— start —
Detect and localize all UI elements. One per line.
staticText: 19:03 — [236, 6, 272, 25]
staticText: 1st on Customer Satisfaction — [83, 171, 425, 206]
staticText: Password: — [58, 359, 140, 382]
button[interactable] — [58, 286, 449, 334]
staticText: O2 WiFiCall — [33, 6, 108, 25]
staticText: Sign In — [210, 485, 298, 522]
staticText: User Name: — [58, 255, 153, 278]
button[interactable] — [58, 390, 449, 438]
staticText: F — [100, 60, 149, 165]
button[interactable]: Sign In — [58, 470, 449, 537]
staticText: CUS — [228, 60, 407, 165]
— end —
▶ TASK TO COMPLETE
Retype these records line for line, with every character unchanged.

▶ EXERCISE OUTPUT
Detect and localize all UI elements. One per line.
staticText: 19:03 — [236, 6, 272, 25]
staticText: 1st on Customer Satisfaction — [83, 171, 425, 206]
staticText: Password: — [58, 359, 140, 382]
button[interactable] — [58, 286, 449, 334]
staticText: O2 WiFiCall — [33, 6, 108, 25]
staticText: Sign In — [210, 485, 298, 522]
staticText: User Name: — [58, 255, 153, 278]
button[interactable] — [58, 390, 449, 438]
staticText: F — [100, 60, 149, 165]
button[interactable]: Sign In — [58, 470, 449, 537]
staticText: CUS — [228, 60, 407, 165]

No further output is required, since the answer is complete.